__Given entries__.

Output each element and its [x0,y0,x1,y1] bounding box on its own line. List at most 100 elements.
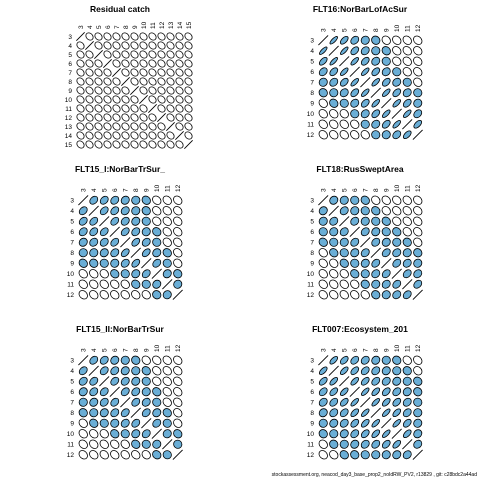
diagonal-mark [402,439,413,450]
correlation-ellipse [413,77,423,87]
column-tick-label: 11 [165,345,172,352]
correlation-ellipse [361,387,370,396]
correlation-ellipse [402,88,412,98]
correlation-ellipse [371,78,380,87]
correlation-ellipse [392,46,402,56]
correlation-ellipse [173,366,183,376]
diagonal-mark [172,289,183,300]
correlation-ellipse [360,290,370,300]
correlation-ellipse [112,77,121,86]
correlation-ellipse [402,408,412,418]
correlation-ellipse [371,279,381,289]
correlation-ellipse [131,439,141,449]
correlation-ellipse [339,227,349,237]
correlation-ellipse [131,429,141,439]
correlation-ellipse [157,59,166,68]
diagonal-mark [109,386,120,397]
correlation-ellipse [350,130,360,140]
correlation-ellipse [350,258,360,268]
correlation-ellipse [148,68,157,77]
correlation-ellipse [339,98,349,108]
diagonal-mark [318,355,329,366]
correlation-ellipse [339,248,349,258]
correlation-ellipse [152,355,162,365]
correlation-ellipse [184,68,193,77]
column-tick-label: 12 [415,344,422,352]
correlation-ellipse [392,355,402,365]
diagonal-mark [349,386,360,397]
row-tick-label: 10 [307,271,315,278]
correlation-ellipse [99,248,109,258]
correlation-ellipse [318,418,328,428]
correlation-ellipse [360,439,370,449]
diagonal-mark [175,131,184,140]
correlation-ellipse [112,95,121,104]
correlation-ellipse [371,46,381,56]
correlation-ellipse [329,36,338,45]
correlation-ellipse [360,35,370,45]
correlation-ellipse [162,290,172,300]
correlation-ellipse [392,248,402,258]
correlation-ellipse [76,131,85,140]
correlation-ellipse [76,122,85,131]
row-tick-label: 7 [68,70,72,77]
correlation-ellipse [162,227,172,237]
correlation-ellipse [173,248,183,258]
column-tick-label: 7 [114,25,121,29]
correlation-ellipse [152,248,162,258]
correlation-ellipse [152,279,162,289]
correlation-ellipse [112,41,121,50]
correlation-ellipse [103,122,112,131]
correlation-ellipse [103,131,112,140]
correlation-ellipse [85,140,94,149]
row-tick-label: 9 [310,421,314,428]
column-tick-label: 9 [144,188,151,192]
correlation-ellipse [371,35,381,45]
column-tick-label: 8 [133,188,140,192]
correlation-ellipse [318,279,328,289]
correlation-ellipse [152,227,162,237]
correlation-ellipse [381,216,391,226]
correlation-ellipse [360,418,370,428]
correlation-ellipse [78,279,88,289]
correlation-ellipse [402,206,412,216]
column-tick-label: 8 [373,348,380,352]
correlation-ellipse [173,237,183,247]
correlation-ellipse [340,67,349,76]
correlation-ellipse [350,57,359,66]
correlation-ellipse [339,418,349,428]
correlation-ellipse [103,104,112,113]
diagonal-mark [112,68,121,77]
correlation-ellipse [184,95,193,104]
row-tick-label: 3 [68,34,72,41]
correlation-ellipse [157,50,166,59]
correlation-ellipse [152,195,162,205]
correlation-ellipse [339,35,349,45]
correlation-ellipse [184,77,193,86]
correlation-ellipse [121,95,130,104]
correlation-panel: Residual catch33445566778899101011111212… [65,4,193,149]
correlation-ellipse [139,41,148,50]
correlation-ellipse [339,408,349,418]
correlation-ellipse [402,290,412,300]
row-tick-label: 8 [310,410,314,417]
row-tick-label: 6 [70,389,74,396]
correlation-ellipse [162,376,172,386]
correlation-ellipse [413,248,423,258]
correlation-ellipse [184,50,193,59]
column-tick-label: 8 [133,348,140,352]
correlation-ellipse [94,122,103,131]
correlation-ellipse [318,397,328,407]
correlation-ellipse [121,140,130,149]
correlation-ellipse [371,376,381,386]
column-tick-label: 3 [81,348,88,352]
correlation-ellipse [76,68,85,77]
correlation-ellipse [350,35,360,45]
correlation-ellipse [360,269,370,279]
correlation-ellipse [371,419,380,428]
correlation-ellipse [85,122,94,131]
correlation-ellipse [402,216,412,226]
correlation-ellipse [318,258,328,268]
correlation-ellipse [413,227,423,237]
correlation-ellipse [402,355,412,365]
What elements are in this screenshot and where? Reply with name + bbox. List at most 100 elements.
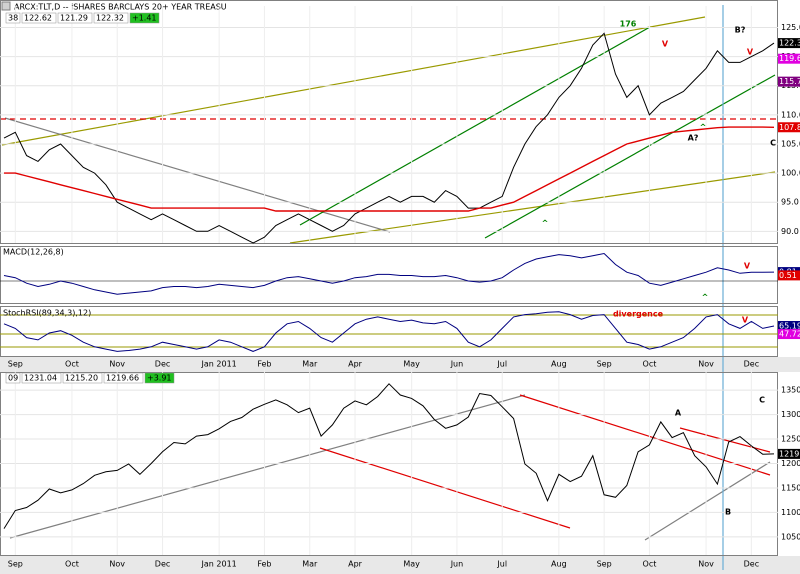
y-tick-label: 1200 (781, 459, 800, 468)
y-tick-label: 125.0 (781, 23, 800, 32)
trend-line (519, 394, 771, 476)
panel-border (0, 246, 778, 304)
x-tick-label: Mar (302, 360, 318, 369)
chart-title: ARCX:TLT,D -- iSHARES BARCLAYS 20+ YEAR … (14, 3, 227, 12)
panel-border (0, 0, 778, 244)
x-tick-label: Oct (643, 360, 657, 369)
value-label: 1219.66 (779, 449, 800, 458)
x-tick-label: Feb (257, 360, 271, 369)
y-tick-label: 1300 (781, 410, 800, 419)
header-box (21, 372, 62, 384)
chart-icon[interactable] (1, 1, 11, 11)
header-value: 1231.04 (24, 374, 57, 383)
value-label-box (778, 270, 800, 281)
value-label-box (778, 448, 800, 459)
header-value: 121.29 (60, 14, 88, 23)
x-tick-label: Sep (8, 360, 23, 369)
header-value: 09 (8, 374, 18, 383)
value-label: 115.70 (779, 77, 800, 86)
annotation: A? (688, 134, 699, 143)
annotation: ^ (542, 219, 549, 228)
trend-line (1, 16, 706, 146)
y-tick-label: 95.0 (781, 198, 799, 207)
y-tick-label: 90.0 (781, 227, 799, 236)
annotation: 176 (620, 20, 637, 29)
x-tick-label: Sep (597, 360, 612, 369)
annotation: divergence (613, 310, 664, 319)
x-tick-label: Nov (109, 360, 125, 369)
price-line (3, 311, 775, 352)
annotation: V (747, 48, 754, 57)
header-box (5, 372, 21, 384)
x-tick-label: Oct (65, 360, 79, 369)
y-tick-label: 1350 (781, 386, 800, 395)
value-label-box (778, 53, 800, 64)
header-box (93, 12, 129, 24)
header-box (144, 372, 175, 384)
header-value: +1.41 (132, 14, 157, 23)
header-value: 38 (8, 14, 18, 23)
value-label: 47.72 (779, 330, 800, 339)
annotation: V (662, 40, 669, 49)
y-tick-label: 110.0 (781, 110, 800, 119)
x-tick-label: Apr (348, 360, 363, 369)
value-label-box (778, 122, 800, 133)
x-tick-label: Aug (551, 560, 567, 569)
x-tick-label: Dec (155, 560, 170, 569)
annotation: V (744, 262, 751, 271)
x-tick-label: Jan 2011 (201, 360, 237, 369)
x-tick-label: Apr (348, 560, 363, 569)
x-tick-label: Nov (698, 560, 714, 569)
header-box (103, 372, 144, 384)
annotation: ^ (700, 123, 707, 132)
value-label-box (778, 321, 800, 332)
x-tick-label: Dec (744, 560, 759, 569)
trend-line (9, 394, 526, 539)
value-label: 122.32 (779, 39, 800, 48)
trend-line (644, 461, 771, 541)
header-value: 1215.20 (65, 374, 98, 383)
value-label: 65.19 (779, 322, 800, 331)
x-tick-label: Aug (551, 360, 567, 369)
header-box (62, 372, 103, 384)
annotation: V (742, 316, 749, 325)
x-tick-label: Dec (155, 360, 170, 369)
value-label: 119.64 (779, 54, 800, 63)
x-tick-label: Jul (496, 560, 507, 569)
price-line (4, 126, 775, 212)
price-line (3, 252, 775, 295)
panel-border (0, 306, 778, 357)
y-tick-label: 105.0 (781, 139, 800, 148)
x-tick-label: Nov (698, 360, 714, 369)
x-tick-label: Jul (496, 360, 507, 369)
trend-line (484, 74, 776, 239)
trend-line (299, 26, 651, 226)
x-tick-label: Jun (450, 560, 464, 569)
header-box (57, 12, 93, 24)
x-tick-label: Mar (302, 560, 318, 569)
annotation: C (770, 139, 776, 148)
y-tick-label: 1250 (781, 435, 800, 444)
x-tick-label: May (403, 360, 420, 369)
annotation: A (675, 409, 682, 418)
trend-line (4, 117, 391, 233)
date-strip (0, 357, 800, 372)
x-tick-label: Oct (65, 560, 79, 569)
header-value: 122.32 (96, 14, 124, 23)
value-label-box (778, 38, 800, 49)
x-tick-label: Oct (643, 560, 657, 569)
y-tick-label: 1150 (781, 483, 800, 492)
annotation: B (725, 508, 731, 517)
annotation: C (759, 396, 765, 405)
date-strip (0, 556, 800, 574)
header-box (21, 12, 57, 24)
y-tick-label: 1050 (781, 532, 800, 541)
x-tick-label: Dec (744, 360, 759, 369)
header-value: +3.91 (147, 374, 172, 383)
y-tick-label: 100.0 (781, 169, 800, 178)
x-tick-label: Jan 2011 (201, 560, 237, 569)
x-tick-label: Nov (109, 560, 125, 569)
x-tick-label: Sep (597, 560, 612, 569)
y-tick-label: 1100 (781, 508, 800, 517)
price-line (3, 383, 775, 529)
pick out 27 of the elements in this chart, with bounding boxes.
* * *
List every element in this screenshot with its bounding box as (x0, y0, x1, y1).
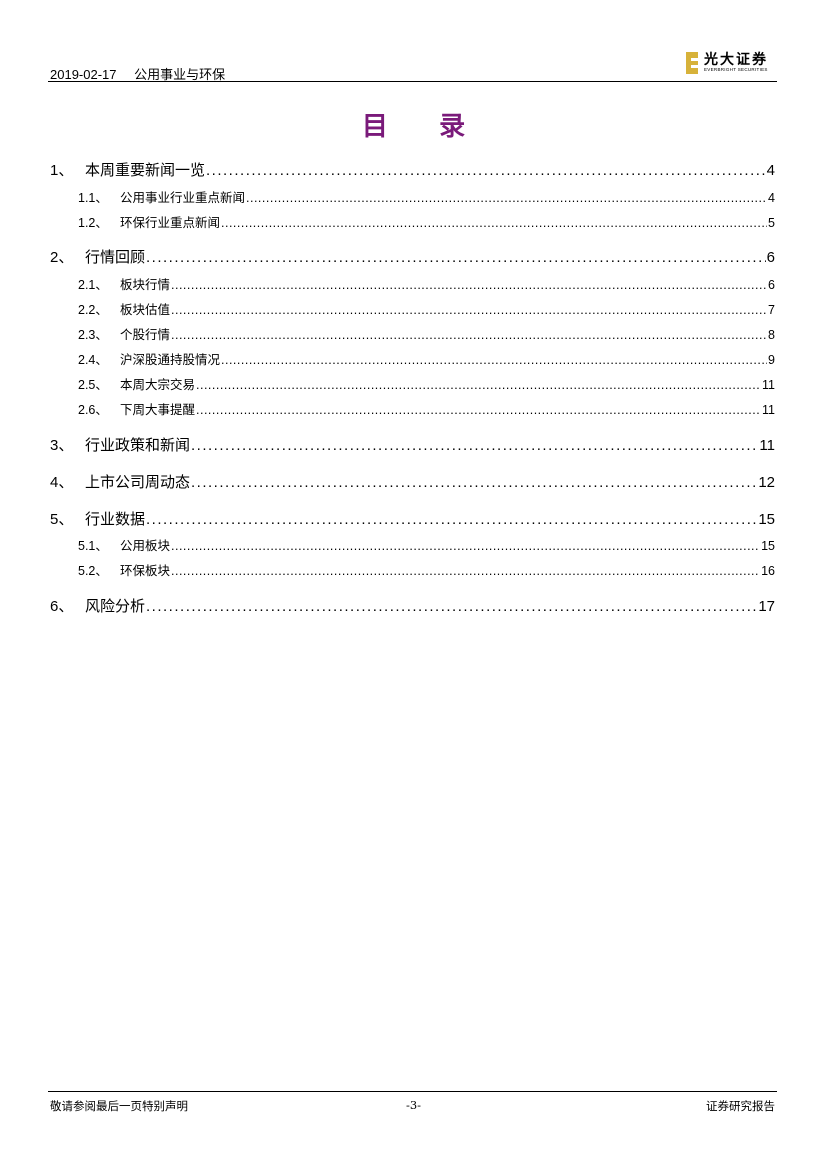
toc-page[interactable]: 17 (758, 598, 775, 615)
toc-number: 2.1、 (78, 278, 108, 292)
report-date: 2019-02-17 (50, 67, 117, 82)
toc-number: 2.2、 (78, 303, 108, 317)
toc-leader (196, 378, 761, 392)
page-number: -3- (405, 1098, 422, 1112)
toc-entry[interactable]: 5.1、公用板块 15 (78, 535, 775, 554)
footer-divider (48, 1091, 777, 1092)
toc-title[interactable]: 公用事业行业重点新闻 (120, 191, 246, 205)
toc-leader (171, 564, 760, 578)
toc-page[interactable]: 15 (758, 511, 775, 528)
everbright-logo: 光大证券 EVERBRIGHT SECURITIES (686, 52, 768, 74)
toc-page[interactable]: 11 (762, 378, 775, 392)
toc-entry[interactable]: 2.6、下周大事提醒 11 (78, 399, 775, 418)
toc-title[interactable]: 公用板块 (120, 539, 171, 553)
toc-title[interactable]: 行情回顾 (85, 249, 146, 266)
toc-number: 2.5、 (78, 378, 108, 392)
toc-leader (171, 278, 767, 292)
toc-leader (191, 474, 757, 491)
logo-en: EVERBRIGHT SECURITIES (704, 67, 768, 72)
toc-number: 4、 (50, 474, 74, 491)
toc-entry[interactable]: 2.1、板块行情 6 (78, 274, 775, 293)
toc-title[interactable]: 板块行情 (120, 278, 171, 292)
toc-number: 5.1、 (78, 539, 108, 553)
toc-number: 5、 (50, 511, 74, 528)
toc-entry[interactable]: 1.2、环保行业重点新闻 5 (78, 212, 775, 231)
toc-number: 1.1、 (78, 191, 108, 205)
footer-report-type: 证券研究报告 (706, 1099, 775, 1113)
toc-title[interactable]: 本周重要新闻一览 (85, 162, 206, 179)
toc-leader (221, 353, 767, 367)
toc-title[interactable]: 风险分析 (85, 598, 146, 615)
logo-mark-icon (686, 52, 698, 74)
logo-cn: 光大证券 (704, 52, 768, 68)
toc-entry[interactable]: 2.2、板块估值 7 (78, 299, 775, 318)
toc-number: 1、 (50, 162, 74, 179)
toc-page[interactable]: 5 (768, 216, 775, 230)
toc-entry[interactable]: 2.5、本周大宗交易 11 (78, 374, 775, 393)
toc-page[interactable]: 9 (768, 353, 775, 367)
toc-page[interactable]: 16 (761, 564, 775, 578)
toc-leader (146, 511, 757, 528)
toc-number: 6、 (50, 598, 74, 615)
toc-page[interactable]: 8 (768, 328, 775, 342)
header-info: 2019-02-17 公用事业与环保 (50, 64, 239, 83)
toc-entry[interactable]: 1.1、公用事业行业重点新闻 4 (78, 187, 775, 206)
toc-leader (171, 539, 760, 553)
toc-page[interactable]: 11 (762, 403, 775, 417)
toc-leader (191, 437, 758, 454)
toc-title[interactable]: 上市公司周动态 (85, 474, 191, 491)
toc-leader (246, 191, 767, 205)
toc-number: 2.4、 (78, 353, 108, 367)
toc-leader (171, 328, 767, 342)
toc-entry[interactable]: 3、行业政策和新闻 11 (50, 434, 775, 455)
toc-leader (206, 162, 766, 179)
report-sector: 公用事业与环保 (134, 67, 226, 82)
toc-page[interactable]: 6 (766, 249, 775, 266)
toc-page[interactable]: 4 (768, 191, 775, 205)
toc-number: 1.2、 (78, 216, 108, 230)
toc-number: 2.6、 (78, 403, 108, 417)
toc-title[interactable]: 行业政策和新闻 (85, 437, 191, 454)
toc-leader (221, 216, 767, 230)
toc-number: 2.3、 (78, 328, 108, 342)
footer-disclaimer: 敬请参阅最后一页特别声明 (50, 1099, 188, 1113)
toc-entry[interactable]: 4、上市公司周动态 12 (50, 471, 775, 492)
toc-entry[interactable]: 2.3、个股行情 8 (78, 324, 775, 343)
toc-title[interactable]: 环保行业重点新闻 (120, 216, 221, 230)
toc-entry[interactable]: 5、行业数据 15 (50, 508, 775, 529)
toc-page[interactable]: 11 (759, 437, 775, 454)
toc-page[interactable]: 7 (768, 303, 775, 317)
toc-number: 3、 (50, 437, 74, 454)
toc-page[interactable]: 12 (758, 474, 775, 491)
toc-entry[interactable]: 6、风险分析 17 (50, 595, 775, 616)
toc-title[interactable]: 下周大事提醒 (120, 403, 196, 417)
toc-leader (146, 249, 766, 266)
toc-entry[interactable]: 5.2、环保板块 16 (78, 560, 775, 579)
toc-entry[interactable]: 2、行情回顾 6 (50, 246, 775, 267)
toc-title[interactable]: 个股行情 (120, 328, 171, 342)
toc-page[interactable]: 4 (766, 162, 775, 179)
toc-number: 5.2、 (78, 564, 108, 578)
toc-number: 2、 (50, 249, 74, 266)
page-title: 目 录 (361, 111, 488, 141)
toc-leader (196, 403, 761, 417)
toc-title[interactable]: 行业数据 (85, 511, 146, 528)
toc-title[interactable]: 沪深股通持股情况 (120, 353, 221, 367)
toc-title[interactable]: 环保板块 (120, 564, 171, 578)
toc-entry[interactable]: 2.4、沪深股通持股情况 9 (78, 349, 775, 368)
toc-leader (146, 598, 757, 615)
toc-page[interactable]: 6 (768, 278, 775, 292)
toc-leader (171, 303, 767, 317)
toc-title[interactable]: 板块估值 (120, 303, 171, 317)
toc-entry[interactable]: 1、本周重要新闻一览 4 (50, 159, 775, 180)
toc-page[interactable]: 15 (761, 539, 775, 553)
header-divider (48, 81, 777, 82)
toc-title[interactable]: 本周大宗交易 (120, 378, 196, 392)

__Task directions__.
Copy the lines from the one holding "diagonal-mark [402,439,413,450]" through the one holding "correlation-ellipse [339,248,349,258]", inclusive, and replace "diagonal-mark" with "diagonal-tick" wherever it appears. Change nothing else.

__Task output__.
diagonal-tick [402,439,413,450]
correlation-ellipse [413,77,423,87]
column-tick-label: 11 [165,345,172,352]
correlation-ellipse [361,387,370,396]
correlation-ellipse [402,88,412,98]
correlation-ellipse [371,78,380,87]
correlation-ellipse [392,46,402,56]
correlation-ellipse [173,366,183,376]
diagonal-tick [172,289,183,300]
correlation-ellipse [360,290,370,300]
correlation-ellipse [112,77,121,86]
correlation-ellipse [402,408,412,418]
correlation-ellipse [371,279,381,289]
correlation-ellipse [131,439,141,449]
correlation-ellipse [339,227,349,237]
correlation-ellipse [131,429,141,439]
correlation-ellipse [157,59,166,68]
diagonal-tick [109,386,120,397]
correlation-ellipse [350,130,360,140]
correlation-ellipse [350,258,360,268]
correlation-ellipse [148,68,157,77]
correlation-ellipse [339,98,349,108]
diagonal-tick [318,355,329,366]
correlation-ellipse [339,248,349,258]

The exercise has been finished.